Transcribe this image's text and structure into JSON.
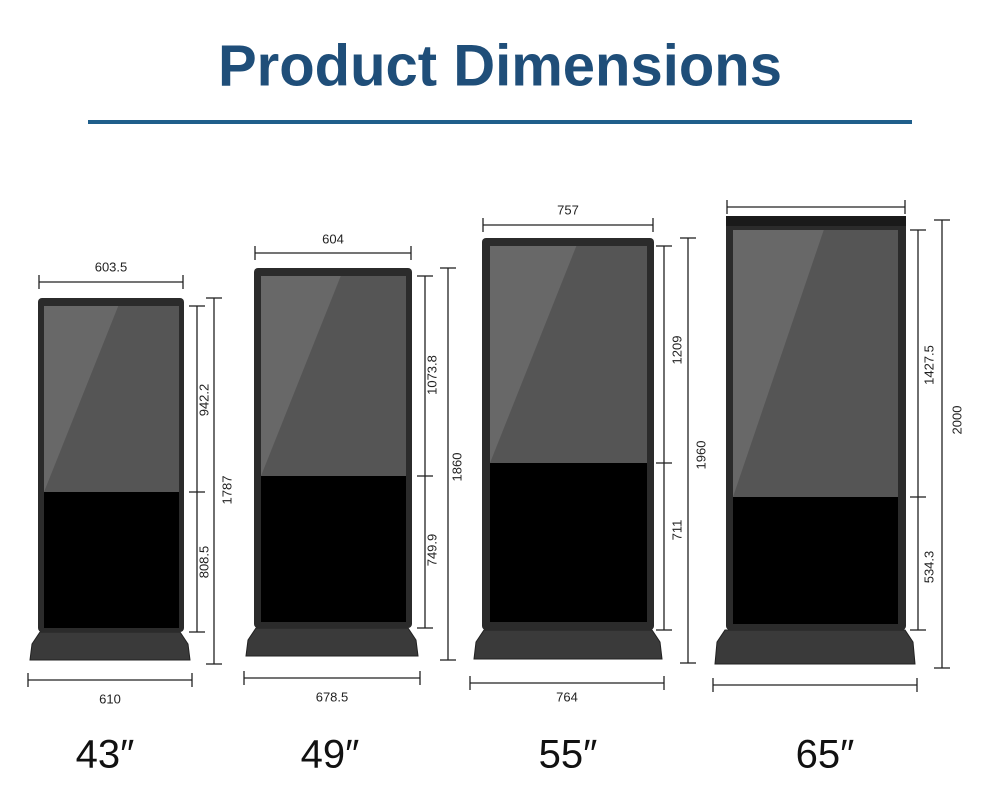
{
  "header": {
    "title": "Product Dimensions"
  },
  "products": [
    {
      "size": "43″",
      "top_width": "603.5",
      "bottom_width": "610",
      "upper_height": "942.2",
      "lower_height": "808.5",
      "total_height": "1787"
    },
    {
      "size": "49″",
      "top_width": "604",
      "bottom_width": "678.5",
      "upper_height": "1073.8",
      "lower_height": "749.9",
      "total_height": "1860"
    },
    {
      "size": "55″",
      "top_width": "757",
      "bottom_width": "764",
      "upper_height": "1209",
      "lower_height": "711",
      "total_height": "1960"
    },
    {
      "size": "65″",
      "bottom_width": "",
      "upper_height": "1427.5",
      "lower_height": "534.3",
      "total_height": "2000"
    }
  ]
}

#####

▸ **EXERCISE DIRECTIONS**
All records above are to be printed exactly, minus the pictures they contain.

▸ **FINAL ANSWER**
Transcribe this image's text and structure into JSON.
{
  "header": {
    "title": "Product Dimensions"
  },
  "products": [
    {
      "size": "43″",
      "top_width": "603.5",
      "bottom_width": "610",
      "upper_height": "942.2",
      "lower_height": "808.5",
      "total_height": "1787"
    },
    {
      "size": "49″",
      "top_width": "604",
      "bottom_width": "678.5",
      "upper_height": "1073.8",
      "lower_height": "749.9",
      "total_height": "1860"
    },
    {
      "size": "55″",
      "top_width": "757",
      "bottom_width": "764",
      "upper_height": "1209",
      "lower_height": "711",
      "total_height": "1960"
    },
    {
      "size": "65″",
      "bottom_width": "",
      "upper_height": "1427.5",
      "lower_height": "534.3",
      "total_height": "2000"
    }
  ]
}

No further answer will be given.